### TO BE DONE
Repeat the material below word for word and leave out all pictures.
------------------------------------------------------------------------
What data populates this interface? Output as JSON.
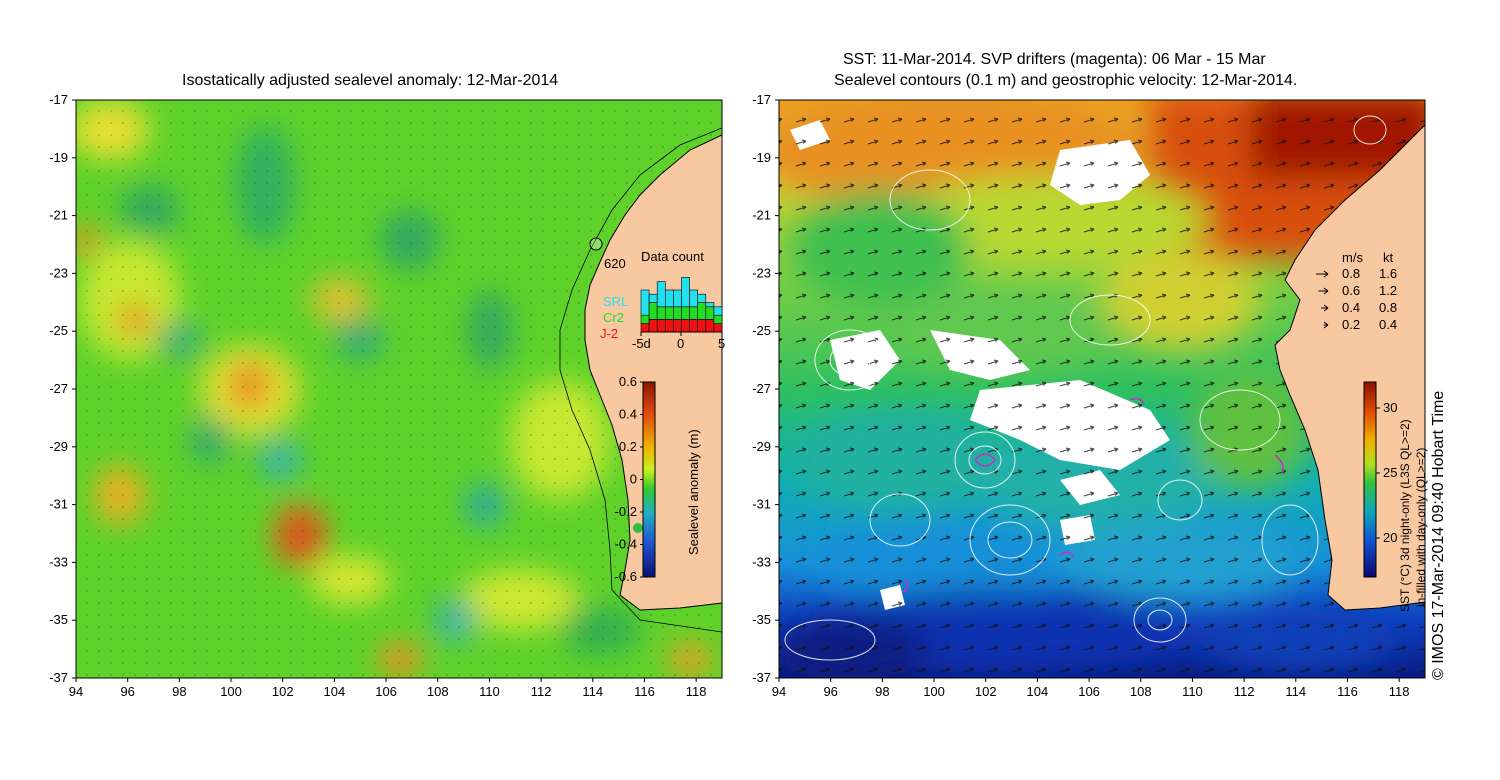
{
  "left_panel": {
    "title": "Isostatically adjusted sealevel anomaly: 12-Mar-2014",
    "station_label": "620",
    "inset": {
      "title": "Data count",
      "legend": [
        {
          "label": "SRL",
          "color": "#22e0f0"
        },
        {
          "label": "Cr2",
          "color": "#22dd22"
        },
        {
          "label": "J-2",
          "color": "#ee1111"
        }
      ],
      "x_ticks": [
        "-5d",
        "0",
        "5"
      ]
    },
    "colorbar": {
      "label": "Sealevel anomaly (m)",
      "ticks": [
        "0.6",
        "0.4",
        "0.2",
        "0",
        "-0.2",
        "-0.4",
        "-0.6"
      ]
    }
  },
  "right_panel": {
    "title_line1": "SST: 11-Mar-2014. SVP drifters (magenta): 06 Mar - 15 Mar",
    "title_line2": "Sealevel contours (0.1 m) and geostrophic velocity: 12-Mar-2014.",
    "velocity_legend": {
      "header_ms": "m/s",
      "header_kt": "kt",
      "rows": [
        {
          "ms": "0.8",
          "kt": "1.6"
        },
        {
          "ms": "0.6",
          "kt": "1.2"
        },
        {
          "ms": "0.4",
          "kt": "0.8"
        },
        {
          "ms": "0.2",
          "kt": "0.4"
        }
      ]
    },
    "colorbar": {
      "label_line1": "SST (°C) 3d night-only (L3S QL>=2)",
      "label_line2": "in-filled with day-only (QL>=2)",
      "ticks": [
        "30",
        "25",
        "20"
      ]
    }
  },
  "axes": {
    "y_ticks": [
      "-17",
      "-19",
      "-21",
      "-23",
      "-25",
      "-27",
      "-29",
      "-31",
      "-33",
      "-35",
      "-37"
    ],
    "x_ticks": [
      "94",
      "96",
      "98",
      "100",
      "102",
      "104",
      "106",
      "108",
      "110",
      "112",
      "114",
      "116",
      "118"
    ]
  },
  "credit": "© IMOS 17-Mar-2014 09:40 Hobart Time",
  "colors": {
    "land": "#f8c8a0",
    "sla_background": "#5ed22a",
    "sst_warm": "#d84400",
    "sst_cool": "#0a2aa8"
  },
  "chart_data": [
    {
      "type": "heatmap",
      "title": "Isostatically adjusted sealevel anomaly: 12-Mar-2014",
      "xlim": [
        94,
        119
      ],
      "ylim": [
        -37,
        -17
      ],
      "colorbar_range": [
        -0.6,
        0.6
      ],
      "colorbar_label": "Sealevel anomaly (m)"
    },
    {
      "type": "bar",
      "title": "Data count",
      "categories": [
        "-5d",
        "-4d",
        "-3d",
        "-2d",
        "-1d",
        "0",
        "1d",
        "2d",
        "3d",
        "4d"
      ],
      "series": [
        {
          "name": "J-2",
          "values": [
            2,
            3,
            3,
            3,
            3,
            3,
            3,
            3,
            3,
            2
          ]
        },
        {
          "name": "Cr2",
          "values": [
            2,
            4,
            3,
            3,
            3,
            3,
            3,
            4,
            3,
            2
          ]
        },
        {
          "name": "SRL",
          "values": [
            6,
            2,
            6,
            4,
            4,
            7,
            4,
            2,
            1,
            2
          ]
        }
      ]
    },
    {
      "type": "heatmap",
      "title": "SST: 11-Mar-2014. SVP drifters (magenta): 06 Mar - 15 Mar",
      "xlim": [
        94,
        119
      ],
      "ylim": [
        -37,
        -17
      ],
      "colorbar_range": [
        17,
        32
      ]
    }
  ]
}
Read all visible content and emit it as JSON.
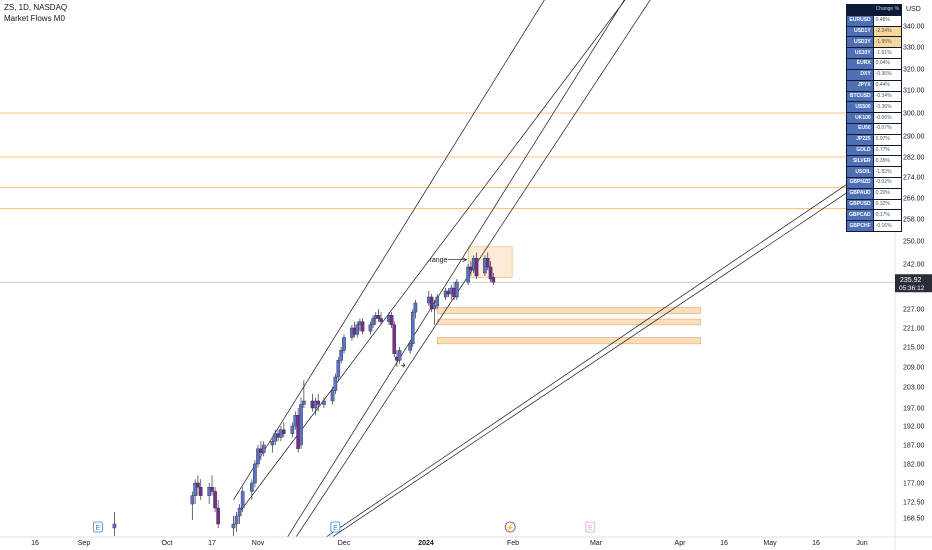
------------------------------------------------------------------------
### OUTPUT FOR THIS TASK
What data populates this interface? Output as JSON.
{
  "left_panel": {
    "title": "Isostatically adjusted sealevel anomaly: 12-Mar-2014",
    "station_label": "620",
    "inset": {
      "title": "Data count",
      "legend": [
        {
          "label": "SRL",
          "color": "#22e0f0"
        },
        {
          "label": "Cr2",
          "color": "#22dd22"
        },
        {
          "label": "J-2",
          "color": "#ee1111"
        }
      ],
      "x_ticks": [
        "-5d",
        "0",
        "5"
      ]
    },
    "colorbar": {
      "label": "Sealevel anomaly (m)",
      "ticks": [
        "0.6",
        "0.4",
        "0.2",
        "0",
        "-0.2",
        "-0.4",
        "-0.6"
      ]
    }
  },
  "right_panel": {
    "title_line1": "SST: 11-Mar-2014. SVP drifters (magenta): 06 Mar - 15 Mar",
    "title_line2": "Sealevel contours (0.1 m) and geostrophic velocity: 12-Mar-2014.",
    "velocity_legend": {
      "header_ms": "m/s",
      "header_kt": "kt",
      "rows": [
        {
          "ms": "0.8",
          "kt": "1.6"
        },
        {
          "ms": "0.6",
          "kt": "1.2"
        },
        {
          "ms": "0.4",
          "kt": "0.8"
        },
        {
          "ms": "0.2",
          "kt": "0.4"
        }
      ]
    },
    "colorbar": {
      "label_line1": "SST (°C) 3d night-only (L3S QL>=2)",
      "label_line2": "in-filled with day-only (QL>=2)",
      "ticks": [
        "30",
        "25",
        "20"
      ]
    }
  },
  "axes": {
    "y_ticks": [
      "-17",
      "-19",
      "-21",
      "-23",
      "-25",
      "-27",
      "-29",
      "-31",
      "-33",
      "-35",
      "-37"
    ],
    "x_ticks": [
      "94",
      "96",
      "98",
      "100",
      "102",
      "104",
      "106",
      "108",
      "110",
      "112",
      "114",
      "116",
      "118"
    ]
  },
  "credit": "© IMOS 17-Mar-2014 09:40 Hobart Time",
  "colors": {
    "land": "#f8c8a0",
    "sla_background": "#5ed22a",
    "sst_warm": "#d84400",
    "sst_cool": "#0a2aa8"
  },
  "chart_data": [
    {
      "type": "heatmap",
      "title": "Isostatically adjusted sealevel anomaly: 12-Mar-2014",
      "xlim": [
        94,
        119
      ],
      "ylim": [
        -37,
        -17
      ],
      "colorbar_range": [
        -0.6,
        0.6
      ],
      "colorbar_label": "Sealevel anomaly (m)"
    },
    {
      "type": "bar",
      "title": "Data count",
      "categories": [
        "-5d",
        "-4d",
        "-3d",
        "-2d",
        "-1d",
        "0",
        "1d",
        "2d",
        "3d",
        "4d"
      ],
      "series": [
        {
          "name": "J-2",
          "values": [
            2,
            3,
            3,
            3,
            3,
            3,
            3,
            3,
            3,
            2
          ]
        },
        {
          "name": "Cr2",
          "values": [
            2,
            4,
            3,
            3,
            3,
            3,
            3,
            4,
            3,
            2
          ]
        },
        {
          "name": "SRL",
          "values": [
            6,
            2,
            6,
            4,
            4,
            7,
            4,
            2,
            1,
            2
          ]
        }
      ]
    },
    {
      "type": "heatmap",
      "title": "SST: 11-Mar-2014. SVP drifters (magenta): 06 Mar - 15 Mar",
      "xlim": [
        94,
        119
      ],
      "ylim": [
        -37,
        -17
      ],
      "colorbar_range": [
        17,
        32
      ]
    }
  ]
}
Read all visible content and emit it as JSON.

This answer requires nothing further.